* Stated task *
In the listing below, locate the lines bearing the word "natural". Copy every one of them.

* Data provided *
* * * * * * * * *

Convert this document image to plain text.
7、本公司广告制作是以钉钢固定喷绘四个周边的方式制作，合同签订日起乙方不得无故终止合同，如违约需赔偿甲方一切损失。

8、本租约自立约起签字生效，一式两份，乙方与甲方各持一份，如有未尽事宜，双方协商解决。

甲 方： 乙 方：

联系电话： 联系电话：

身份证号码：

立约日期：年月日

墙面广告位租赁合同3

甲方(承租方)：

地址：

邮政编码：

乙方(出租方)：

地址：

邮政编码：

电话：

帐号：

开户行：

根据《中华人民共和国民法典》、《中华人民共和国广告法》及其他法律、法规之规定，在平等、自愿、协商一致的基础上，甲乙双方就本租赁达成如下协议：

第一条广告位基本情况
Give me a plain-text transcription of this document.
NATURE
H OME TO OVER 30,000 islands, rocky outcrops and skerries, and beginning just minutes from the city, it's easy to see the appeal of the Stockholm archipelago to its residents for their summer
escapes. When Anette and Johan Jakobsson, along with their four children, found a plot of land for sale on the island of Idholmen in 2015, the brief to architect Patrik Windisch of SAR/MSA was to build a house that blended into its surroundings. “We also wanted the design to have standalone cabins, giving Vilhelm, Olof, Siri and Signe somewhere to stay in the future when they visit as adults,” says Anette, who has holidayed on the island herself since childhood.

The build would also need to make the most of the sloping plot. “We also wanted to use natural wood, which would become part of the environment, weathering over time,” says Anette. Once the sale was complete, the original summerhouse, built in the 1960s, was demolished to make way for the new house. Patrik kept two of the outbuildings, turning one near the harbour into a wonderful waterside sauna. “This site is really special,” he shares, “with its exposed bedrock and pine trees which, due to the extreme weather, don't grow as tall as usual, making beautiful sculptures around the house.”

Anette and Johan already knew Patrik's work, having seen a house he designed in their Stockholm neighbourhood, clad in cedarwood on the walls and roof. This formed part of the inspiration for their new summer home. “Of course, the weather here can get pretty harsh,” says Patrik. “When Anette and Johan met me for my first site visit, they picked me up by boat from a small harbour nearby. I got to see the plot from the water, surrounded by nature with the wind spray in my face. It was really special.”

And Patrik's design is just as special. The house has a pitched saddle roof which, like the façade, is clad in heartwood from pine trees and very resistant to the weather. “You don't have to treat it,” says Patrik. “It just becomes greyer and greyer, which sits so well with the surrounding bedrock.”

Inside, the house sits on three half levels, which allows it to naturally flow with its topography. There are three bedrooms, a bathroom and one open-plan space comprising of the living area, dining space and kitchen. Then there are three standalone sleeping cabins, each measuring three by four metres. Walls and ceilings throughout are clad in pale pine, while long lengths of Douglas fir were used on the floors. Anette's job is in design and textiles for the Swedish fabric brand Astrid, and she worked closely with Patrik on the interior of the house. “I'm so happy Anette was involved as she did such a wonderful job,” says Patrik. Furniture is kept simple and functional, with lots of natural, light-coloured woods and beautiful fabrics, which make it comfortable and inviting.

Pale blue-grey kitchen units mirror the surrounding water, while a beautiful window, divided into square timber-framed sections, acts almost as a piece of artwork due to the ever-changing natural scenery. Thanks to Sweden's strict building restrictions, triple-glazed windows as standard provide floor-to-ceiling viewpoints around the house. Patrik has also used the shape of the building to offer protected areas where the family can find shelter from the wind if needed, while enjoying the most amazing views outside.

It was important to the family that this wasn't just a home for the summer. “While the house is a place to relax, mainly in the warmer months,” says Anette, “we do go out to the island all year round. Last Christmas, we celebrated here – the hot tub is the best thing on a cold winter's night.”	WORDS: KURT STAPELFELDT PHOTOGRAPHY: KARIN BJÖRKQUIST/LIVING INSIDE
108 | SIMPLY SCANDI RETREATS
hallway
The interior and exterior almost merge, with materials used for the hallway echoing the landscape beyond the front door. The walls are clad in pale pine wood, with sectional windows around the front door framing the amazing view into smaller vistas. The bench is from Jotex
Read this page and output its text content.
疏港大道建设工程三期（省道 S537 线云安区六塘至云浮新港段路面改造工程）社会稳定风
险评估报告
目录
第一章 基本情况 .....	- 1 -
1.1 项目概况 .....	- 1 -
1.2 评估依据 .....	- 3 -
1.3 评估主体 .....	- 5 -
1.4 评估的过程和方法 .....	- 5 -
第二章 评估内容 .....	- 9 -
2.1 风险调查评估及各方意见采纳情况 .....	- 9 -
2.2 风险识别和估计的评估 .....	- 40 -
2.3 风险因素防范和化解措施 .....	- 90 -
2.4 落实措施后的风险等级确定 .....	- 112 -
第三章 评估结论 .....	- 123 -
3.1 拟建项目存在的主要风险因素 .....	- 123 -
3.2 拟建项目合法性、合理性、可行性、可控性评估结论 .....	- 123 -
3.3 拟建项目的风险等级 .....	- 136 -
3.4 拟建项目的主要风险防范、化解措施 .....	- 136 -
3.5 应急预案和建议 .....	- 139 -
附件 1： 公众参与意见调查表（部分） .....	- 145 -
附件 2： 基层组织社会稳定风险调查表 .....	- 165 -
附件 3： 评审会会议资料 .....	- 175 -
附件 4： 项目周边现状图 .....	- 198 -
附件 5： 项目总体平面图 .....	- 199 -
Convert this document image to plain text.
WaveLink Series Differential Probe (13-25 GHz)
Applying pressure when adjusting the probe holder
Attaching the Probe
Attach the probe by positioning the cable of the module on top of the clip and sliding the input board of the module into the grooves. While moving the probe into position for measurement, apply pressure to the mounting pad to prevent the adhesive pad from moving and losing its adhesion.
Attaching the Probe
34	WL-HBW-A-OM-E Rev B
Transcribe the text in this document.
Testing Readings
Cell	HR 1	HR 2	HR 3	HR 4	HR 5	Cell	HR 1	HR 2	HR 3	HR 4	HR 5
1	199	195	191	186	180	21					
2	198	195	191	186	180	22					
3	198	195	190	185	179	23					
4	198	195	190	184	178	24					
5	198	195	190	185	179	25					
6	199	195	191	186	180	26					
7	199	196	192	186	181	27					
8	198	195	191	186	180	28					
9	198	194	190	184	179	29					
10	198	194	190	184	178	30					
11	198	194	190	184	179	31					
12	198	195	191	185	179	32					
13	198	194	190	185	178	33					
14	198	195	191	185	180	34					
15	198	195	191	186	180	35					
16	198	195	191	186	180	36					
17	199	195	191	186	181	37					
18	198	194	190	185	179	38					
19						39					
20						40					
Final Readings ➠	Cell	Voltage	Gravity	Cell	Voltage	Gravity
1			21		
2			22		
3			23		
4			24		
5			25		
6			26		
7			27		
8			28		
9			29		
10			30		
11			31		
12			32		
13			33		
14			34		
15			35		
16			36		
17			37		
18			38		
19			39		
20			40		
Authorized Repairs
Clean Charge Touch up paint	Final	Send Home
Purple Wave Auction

* * * * * * * * *

* Solution to this exercise *
The build would also need to make the most of the sloping plot. “We also wanted to use natural wood, which would become part of the environment, weathering over time,” says Anette. Once the sale was complete, the original summerhouse, built in the 1960s, was demolished to make way for the new house. Patrik kept two of the outbuildings, turning one near the harbour into a wonderful waterside sauna. “This site is really special,” he shares, “with its exposed bedrock and pine trees which, due to the extreme weather, don't grow as tall as usual, making beautiful sculptures around the house.”
Inside, the house sits on three half levels, which allows it to naturally flow with its topography. There are three bedrooms, a bathroom and one open-plan space comprising of the living area, dining space and kitchen. Then there are three standalone sleeping cabins, each measuring three by four metres. Walls and ceilings throughout are clad in pale pine, while long lengths of Douglas fir were used on the floors. Anette's job is in design and textiles for the Swedish fabric brand Astrid, and she worked closely with Patrik on the interior of the house. “I'm so happy Anette was involved as she did such a wonderful job,” says Patrik. Furniture is kept simple and functional, with lots of natural, light-coloured woods and beautiful fabrics, which make it comfortable and inviting.
Pale blue-grey kitchen units mirror the surrounding water, while a beautiful window, divided into square timber-framed sections, acts almost as a piece of artwork due to the ever-changing natural scenery. Thanks to Sweden's strict building restrictions, triple-glazed windows as standard provide floor-to-ceiling viewpoints around the house. Patrik has also used the shape of the building to offer protected areas where the family can find shelter from the wind if needed, while enjoying the most amazing views outside.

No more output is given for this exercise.